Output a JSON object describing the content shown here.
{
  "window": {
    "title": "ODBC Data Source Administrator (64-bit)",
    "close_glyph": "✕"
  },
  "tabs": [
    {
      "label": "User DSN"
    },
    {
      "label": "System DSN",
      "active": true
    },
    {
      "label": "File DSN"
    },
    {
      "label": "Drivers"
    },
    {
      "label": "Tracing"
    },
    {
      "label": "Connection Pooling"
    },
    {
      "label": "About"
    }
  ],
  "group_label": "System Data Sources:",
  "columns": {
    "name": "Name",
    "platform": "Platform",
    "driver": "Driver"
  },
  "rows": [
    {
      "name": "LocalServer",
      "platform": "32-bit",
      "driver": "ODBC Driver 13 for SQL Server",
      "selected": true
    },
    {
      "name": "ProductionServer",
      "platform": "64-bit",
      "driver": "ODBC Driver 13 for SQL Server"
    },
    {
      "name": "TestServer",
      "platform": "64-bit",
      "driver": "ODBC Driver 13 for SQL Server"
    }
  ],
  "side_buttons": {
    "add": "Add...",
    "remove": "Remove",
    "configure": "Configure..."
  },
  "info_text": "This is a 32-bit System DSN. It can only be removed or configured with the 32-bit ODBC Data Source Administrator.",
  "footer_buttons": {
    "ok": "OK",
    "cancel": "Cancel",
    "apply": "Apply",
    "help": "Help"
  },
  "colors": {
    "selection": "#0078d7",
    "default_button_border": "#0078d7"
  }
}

* Your task *
Write out the entries above word for word.

* Answer to this task *
Output a JSON object describing the content shown here.
{
  "window": {
    "title": "ODBC Data Source Administrator (64-bit)",
    "close_glyph": "✕"
  },
  "tabs": [
    {
      "label": "User DSN"
    },
    {
      "label": "System DSN",
      "active": true
    },
    {
      "label": "File DSN"
    },
    {
      "label": "Drivers"
    },
    {
      "label": "Tracing"
    },
    {
      "label": "Connection Pooling"
    },
    {
      "label": "About"
    }
  ],
  "group_label": "System Data Sources:",
  "columns": {
    "name": "Name",
    "platform": "Platform",
    "driver": "Driver"
  },
  "rows": [
    {
      "name": "LocalServer",
      "platform": "32-bit",
      "driver": "ODBC Driver 13 for SQL Server",
      "selected": true
    },
    {
      "name": "ProductionServer",
      "platform": "64-bit",
      "driver": "ODBC Driver 13 for SQL Server"
    },
    {
      "name": "TestServer",
      "platform": "64-bit",
      "driver": "ODBC Driver 13 for SQL Server"
    }
  ],
  "side_buttons": {
    "add": "Add...",
    "remove": "Remove",
    "configure": "Configure..."
  },
  "info_text": "This is a 32-bit System DSN. It can only be removed or configured with the 32-bit ODBC Data Source Administrator.",
  "footer_buttons": {
    "ok": "OK",
    "cancel": "Cancel",
    "apply": "Apply",
    "help": "Help"
  },
  "colors": {
    "selection": "#0078d7",
    "default_button_border": "#0078d7"
  }
}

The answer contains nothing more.